- The exercise -
Output all lines exactly.
** BEGIN Task input **
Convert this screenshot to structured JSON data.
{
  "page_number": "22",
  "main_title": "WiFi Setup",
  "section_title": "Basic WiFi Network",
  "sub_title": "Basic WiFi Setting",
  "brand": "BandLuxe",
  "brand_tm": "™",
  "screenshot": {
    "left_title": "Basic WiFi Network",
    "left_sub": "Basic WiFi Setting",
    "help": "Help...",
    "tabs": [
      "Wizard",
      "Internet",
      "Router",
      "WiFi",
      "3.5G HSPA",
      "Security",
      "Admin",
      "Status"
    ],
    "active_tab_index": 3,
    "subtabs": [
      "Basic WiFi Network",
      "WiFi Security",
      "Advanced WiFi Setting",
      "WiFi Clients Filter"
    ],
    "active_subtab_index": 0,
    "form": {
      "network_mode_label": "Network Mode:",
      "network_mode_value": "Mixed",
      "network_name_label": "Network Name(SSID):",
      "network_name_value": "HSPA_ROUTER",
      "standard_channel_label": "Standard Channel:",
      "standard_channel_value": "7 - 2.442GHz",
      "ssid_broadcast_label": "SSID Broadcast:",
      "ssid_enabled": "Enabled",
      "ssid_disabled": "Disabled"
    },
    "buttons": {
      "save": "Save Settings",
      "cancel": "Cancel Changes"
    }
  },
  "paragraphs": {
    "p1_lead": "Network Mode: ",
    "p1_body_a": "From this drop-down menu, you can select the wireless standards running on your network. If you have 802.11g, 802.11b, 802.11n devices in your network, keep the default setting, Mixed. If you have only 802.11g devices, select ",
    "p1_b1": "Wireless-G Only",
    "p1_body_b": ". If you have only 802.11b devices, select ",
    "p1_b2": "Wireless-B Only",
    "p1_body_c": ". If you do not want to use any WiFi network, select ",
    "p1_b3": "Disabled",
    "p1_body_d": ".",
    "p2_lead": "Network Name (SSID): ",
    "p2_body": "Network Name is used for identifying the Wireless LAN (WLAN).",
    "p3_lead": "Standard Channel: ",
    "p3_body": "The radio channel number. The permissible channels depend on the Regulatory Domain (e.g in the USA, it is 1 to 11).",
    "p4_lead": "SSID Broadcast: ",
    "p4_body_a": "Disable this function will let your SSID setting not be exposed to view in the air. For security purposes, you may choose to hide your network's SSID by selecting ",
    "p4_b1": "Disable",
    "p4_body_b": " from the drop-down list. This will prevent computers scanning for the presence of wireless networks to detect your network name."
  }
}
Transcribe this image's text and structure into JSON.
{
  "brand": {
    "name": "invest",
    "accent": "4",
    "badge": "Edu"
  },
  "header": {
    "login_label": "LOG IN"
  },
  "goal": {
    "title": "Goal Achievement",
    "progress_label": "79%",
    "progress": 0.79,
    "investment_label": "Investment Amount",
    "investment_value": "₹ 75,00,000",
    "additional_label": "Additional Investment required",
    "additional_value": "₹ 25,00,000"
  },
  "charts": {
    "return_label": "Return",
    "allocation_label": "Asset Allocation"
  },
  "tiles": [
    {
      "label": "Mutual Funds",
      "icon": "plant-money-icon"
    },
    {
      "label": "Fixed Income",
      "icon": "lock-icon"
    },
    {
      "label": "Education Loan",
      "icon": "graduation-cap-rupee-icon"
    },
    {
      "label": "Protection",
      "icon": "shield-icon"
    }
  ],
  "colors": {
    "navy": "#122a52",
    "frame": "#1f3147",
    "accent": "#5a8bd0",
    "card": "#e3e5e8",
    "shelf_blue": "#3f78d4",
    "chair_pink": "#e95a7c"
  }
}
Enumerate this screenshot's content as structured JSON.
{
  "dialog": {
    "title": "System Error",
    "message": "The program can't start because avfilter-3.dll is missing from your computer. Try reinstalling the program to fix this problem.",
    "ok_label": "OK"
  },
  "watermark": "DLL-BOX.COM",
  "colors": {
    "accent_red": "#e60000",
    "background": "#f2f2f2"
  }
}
** END Task input **
- Output of the task -
Convert this screenshot to structured JSON data.
{
  "page_number": "22",
  "main_title": "WiFi Setup",
  "section_title": "Basic WiFi Network",
  "sub_title": "Basic WiFi Setting",
  "brand": "BandLuxe",
  "brand_tm": "™",
  "screenshot": {
    "left_title": "Basic WiFi Network",
    "left_sub": "Basic WiFi Setting",
    "help": "Help...",
    "tabs": [
      "Wizard",
      "Internet",
      "Router",
      "WiFi",
      "3.5G HSPA",
      "Security",
      "Admin",
      "Status"
    ],
    "active_tab_index": 3,
    "subtabs": [
      "Basic WiFi Network",
      "WiFi Security",
      "Advanced WiFi Setting",
      "WiFi Clients Filter"
    ],
    "active_subtab_index": 0,
    "form": {
      "network_mode_label": "Network Mode:",
      "network_mode_value": "Mixed",
      "network_name_label": "Network Name(SSID):",
      "network_name_value": "HSPA_ROUTER",
      "standard_channel_label": "Standard Channel:",
      "standard_channel_value": "7 - 2.442GHz",
      "ssid_broadcast_label": "SSID Broadcast:",
      "ssid_enabled": "Enabled",
      "ssid_disabled": "Disabled"
    },
    "buttons": {
      "save": "Save Settings",
      "cancel": "Cancel Changes"
    }
  },
  "paragraphs": {
    "p1_lead": "Network Mode: ",
    "p1_body_a": "From this drop-down menu, you can select the wireless standards running on your network. If you have 802.11g, 802.11b, 802.11n devices in your network, keep the default setting, Mixed. If you have only 802.11g devices, select ",
    "p1_b1": "Wireless-G Only",
    "p1_body_b": ". If you have only 802.11b devices, select ",
    "p1_b2": "Wireless-B Only",
    "p1_body_c": ". If you do not want to use any WiFi network, select ",
    "p1_b3": "Disabled",
    "p1_body_d": ".",
    "p2_lead": "Network Name (SSID): ",
    "p2_body": "Network Name is used for identifying the Wireless LAN (WLAN).",
    "p3_lead": "Standard Channel: ",
    "p3_body": "The radio channel number. The permissible channels depend on the Regulatory Domain (e.g in the USA, it is 1 to 11).",
    "p4_lead": "SSID Broadcast: ",
    "p4_body_a": "Disable this function will let your SSID setting not be exposed to view in the air. For security purposes, you may choose to hide your network's SSID by selecting ",
    "p4_b1": "Disable",
    "p4_body_b": " from the drop-down list. This will prevent computers scanning for the presence of wireless networks to detect your network name."
  }
}
Transcribe this image's text and structure into JSON.
{
  "brand": {
    "name": "invest",
    "accent": "4",
    "badge": "Edu"
  },
  "header": {
    "login_label": "LOG IN"
  },
  "goal": {
    "title": "Goal Achievement",
    "progress_label": "79%",
    "progress": 0.79,
    "investment_label": "Investment Amount",
    "investment_value": "₹ 75,00,000",
    "additional_label": "Additional Investment required",
    "additional_value": "₹ 25,00,000"
  },
  "charts": {
    "return_label": "Return",
    "allocation_label": "Asset Allocation"
  },
  "tiles": [
    {
      "label": "Mutual Funds",
      "icon": "plant-money-icon"
    },
    {
      "label": "Fixed Income",
      "icon": "lock-icon"
    },
    {
      "label": "Education Loan",
      "icon": "graduation-cap-rupee-icon"
    },
    {
      "label": "Protection",
      "icon": "shield-icon"
    }
  ],
  "colors": {
    "navy": "#122a52",
    "frame": "#1f3147",
    "accent": "#5a8bd0",
    "card": "#e3e5e8",
    "shelf_blue": "#3f78d4",
    "chair_pink": "#e95a7c"
  }
}
Enumerate this screenshot's content as structured JSON.
{
  "dialog": {
    "title": "System Error",
    "message": "The program can't start because avfilter-3.dll is missing from your computer. Try reinstalling the program to fix this problem.",
    "ok_label": "OK"
  },
  "watermark": "DLL-BOX.COM",
  "colors": {
    "accent_red": "#e60000",
    "background": "#f2f2f2"
  }
}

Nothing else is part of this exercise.